▶ Goal of the exercise:
Sort through the entries below and pull out lines containing the word "Федерации".

▶ Input material:
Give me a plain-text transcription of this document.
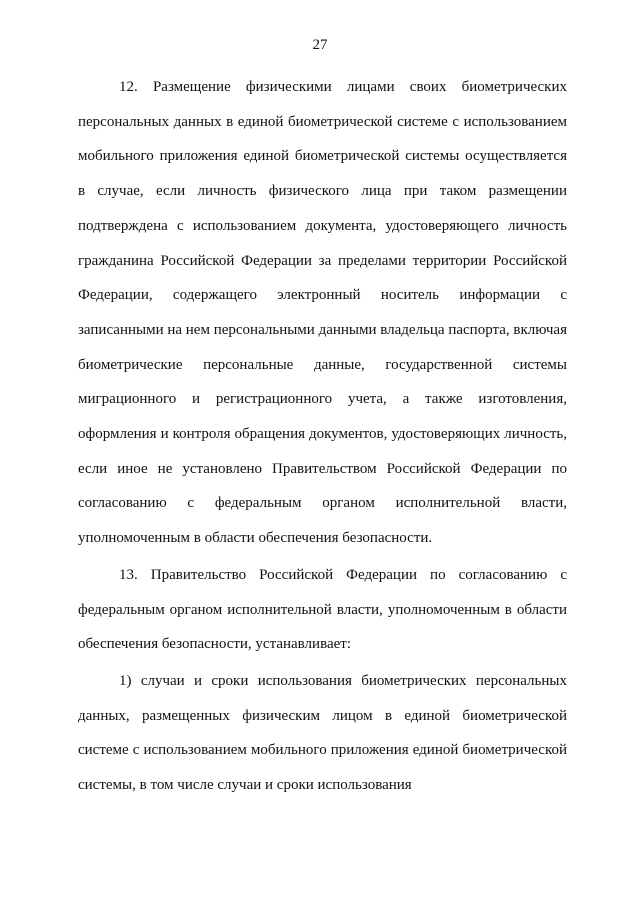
27

12. Размещение физическими лицами своих биометрических персональных данных в единой биометрической системе с использованием мобильного приложения единой биометрической системы осуществляется в случае, если личность физического лица при таком размещении подтверждена с использованием документа, удостоверяющего личность гражданина Российской Федерации за пределами территории Российской Федерации, содержащего электронный носитель информации с записанными на нем персональными данными владельца паспорта, включая биометрические персональные данные, государственной системы миграционного и регистрационного учета, а также изготовления, оформления и контроля обращения документов, удостоверяющих личность, если иное не установлено Правительством Российской Федерации по согласованию с федеральным органом исполнительной власти, уполномоченным в области обеспечения безопасности.

13. Правительство Российской Федерации по согласованию с федеральным органом исполнительной власти, уполномоченным в области обеспечения безопасности, устанавливает:

1) случаи и сроки использования биометрических персональных данных, размещенных физическим лицом в единой биометрической системе с использованием мобильного приложения единой биометрической системы, в том числе случаи и сроки использования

▶ Output of the exercise:
12. Размещение физическими лицами своих биометрических персональных данных в единой биометрической системе с использованием мобильного приложения единой биометрической системы осуществляется в случае, если личность физического лица при таком размещении подтверждена с использованием документа, удостоверяющего личность гражданина Российской Федерации за пределами территории Российской Федерации, содержащего электронный носитель информации с записанными на нем персональными данными владельца паспорта, включая биометрические персональные данные, государственной системы миграционного и регистрационного учета, а также изготовления, оформления и контроля обращения документов, удостоверяющих личность, если иное не установлено Правительством Российской Федерации по согласованию с федеральным органом исполнительной власти, уполномоченным в области обеспечения безопасности.
13. Правительство Российской Федерации по согласованию с федеральным органом исполнительной власти, уполномоченным в области обеспечения безопасности, устанавливает:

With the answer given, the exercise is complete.